▶ **WRITTEN TASK**: Show all lines of the listing that hold the word "separately".

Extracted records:
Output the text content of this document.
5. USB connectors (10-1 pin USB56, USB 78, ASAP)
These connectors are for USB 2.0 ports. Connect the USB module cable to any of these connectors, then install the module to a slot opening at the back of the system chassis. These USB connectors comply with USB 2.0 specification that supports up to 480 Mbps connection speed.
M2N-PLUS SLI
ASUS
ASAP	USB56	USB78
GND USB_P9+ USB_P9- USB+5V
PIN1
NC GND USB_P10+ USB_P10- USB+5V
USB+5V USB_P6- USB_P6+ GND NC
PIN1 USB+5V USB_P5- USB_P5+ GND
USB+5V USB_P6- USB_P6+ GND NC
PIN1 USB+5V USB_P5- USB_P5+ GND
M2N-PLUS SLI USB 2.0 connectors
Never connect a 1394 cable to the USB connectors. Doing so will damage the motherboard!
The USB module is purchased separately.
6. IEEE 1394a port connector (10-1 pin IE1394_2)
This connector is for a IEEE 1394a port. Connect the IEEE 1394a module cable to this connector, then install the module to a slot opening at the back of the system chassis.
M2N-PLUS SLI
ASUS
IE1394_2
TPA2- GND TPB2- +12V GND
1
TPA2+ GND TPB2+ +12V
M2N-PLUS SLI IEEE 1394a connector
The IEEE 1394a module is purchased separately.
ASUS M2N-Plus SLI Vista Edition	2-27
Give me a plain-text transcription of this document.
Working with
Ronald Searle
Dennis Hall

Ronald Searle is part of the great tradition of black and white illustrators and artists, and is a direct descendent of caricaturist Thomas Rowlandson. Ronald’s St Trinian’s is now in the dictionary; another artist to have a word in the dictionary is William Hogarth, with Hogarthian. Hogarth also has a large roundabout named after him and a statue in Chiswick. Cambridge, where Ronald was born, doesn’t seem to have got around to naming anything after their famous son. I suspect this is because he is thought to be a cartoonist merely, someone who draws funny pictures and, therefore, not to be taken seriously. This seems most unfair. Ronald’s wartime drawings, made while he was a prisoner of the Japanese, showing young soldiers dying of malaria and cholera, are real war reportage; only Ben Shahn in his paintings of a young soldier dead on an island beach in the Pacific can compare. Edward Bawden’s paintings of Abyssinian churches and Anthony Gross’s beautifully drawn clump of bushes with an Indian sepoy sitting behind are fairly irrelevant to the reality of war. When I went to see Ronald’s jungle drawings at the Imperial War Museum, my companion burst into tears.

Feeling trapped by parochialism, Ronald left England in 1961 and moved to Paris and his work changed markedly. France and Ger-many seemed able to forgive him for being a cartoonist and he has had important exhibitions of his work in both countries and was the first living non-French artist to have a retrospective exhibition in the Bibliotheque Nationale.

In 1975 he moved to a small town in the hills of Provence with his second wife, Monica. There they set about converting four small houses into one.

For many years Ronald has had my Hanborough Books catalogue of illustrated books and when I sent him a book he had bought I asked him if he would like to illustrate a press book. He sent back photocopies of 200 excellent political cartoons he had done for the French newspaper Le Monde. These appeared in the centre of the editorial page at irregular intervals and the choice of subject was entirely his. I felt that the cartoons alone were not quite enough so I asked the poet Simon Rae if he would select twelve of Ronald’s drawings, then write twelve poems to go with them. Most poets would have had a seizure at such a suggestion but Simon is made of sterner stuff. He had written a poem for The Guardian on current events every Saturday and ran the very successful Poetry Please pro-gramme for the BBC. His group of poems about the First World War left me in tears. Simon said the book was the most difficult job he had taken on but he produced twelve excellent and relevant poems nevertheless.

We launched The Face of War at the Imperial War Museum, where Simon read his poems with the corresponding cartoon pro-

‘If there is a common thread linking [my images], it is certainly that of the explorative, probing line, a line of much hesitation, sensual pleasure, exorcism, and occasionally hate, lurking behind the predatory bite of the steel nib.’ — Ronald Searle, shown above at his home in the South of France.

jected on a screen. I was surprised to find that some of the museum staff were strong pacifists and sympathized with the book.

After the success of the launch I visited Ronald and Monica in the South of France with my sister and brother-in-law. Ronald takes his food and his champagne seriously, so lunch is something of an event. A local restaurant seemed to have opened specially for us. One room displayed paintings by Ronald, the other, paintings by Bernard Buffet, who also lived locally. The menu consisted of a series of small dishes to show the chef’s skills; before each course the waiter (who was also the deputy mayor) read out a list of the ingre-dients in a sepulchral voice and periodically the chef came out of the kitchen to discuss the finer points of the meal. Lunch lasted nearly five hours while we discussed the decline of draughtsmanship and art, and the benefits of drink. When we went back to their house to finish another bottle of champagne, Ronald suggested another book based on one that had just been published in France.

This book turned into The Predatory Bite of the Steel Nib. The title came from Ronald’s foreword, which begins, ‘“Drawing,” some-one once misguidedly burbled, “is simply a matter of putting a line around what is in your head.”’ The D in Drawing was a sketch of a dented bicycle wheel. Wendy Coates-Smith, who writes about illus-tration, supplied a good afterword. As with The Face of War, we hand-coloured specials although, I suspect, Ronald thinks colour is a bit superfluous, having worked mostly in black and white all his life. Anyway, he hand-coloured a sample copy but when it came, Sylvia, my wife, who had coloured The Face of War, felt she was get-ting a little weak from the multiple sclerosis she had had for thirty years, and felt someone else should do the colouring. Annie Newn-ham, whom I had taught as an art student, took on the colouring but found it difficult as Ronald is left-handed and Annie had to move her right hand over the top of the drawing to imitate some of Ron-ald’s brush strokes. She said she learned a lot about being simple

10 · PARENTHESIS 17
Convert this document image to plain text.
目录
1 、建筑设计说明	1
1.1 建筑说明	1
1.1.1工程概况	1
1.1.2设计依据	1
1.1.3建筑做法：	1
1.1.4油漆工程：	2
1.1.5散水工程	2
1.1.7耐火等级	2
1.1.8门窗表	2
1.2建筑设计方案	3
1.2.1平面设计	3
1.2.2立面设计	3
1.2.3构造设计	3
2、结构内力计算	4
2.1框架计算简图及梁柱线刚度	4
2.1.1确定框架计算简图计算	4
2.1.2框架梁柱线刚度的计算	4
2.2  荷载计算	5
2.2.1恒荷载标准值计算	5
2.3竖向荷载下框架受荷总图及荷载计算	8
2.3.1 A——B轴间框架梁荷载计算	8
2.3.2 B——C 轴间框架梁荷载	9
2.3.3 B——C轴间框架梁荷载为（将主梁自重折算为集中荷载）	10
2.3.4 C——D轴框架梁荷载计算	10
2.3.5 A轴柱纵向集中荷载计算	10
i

▶ **WRITTEN ANSWER**:
The USB module is purchased separately.
The IEEE 1394a module is purchased separately.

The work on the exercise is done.